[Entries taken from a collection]

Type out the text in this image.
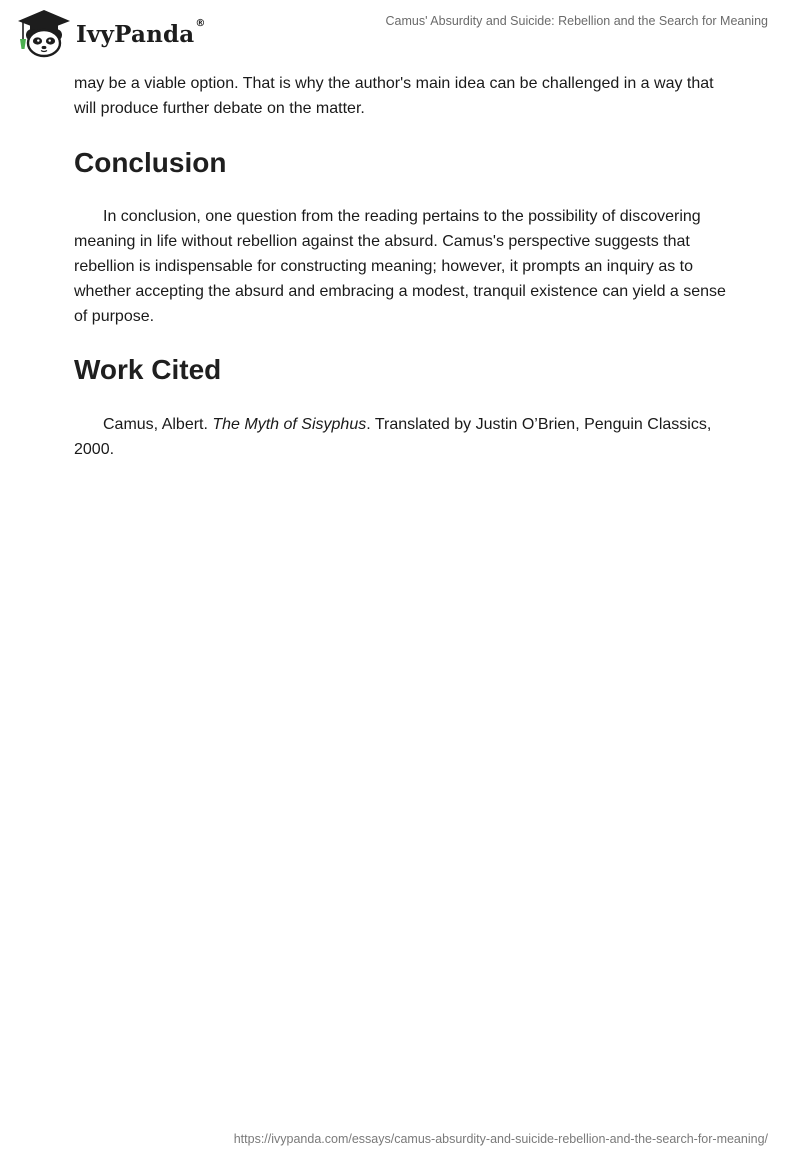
IvyPanda ®	Camus' Absurdity and Suicide: Rebellion and the Search for Meaning

may be a viable option. That is why the author's main idea can be challenged in a way that will produce further debate on the matter.

Conclusion

In conclusion, one question from the reading pertains to the possibility of discovering meaning in life without rebellion against the absurd. Camus's perspective suggests that rebellion is indispensable for constructing meaning; however, it prompts an inquiry as to whether accepting the absurd and embracing a modest, tranquil existence can yield a sense of purpose.

Work Cited

Camus, Albert. The Myth of Sisyphus. Translated by Justin O’Brien, Penguin Classics, 2000.

https://ivypanda.com/essays/camus-absurdity-and-suicide-rebellion-and-the-search-for-meaning/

» **TASK DESCRIPTION**:
Single out each line of the records above with the string "that" in it, and copy it.

» **REPLY**:
may be a viable option. That is why the author's main idea can be challenged in a way that will produce further debate on the matter.
In conclusion, one question from the reading pertains to the possibility of discovering meaning in life without rebellion against the absurd. Camus's perspective suggests that rebellion is indispensable for constructing meaning; however, it prompts an inquiry as to whether accepting the absurd and embracing a modest, tranquil existence can yield a sense of purpose.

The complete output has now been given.